◆ **Exercise aim**
Filter the entries, keeping every line with the word "color".
------------------------------------------------------------------------
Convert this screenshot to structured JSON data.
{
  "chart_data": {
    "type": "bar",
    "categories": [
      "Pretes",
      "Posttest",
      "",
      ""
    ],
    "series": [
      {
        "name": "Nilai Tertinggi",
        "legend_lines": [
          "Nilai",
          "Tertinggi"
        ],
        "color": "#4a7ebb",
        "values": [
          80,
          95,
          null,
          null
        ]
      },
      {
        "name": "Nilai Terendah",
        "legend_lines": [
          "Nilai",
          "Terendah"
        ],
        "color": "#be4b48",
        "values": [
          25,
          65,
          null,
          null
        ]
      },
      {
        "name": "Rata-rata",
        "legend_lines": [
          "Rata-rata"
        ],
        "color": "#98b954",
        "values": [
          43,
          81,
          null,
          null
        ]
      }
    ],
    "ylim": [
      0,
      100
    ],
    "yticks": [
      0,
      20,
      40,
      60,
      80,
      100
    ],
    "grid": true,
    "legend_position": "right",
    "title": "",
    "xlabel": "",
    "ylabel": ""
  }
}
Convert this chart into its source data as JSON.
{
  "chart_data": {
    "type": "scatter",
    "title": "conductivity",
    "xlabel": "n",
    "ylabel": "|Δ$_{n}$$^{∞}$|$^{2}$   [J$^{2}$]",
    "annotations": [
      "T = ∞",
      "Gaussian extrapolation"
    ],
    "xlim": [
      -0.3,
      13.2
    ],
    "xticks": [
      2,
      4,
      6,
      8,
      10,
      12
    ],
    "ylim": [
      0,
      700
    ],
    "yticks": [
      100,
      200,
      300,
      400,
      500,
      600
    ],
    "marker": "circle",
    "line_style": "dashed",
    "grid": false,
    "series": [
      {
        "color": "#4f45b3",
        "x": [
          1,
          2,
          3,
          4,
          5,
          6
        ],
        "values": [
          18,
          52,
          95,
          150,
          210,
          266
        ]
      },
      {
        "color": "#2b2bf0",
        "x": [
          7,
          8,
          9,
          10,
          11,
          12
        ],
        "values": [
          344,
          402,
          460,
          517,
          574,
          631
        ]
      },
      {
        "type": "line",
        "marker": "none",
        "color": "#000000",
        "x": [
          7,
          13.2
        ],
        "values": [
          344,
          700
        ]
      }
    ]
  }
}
------------------------------------------------------------------------
◆ **Response to this exercise**
        "color": "#4a7ebb",
        "color": "#be4b48",
        "color": "#98b954",
        "color": "#4f45b3",
        "color": "#2b2bf0",
        "color": "#000000",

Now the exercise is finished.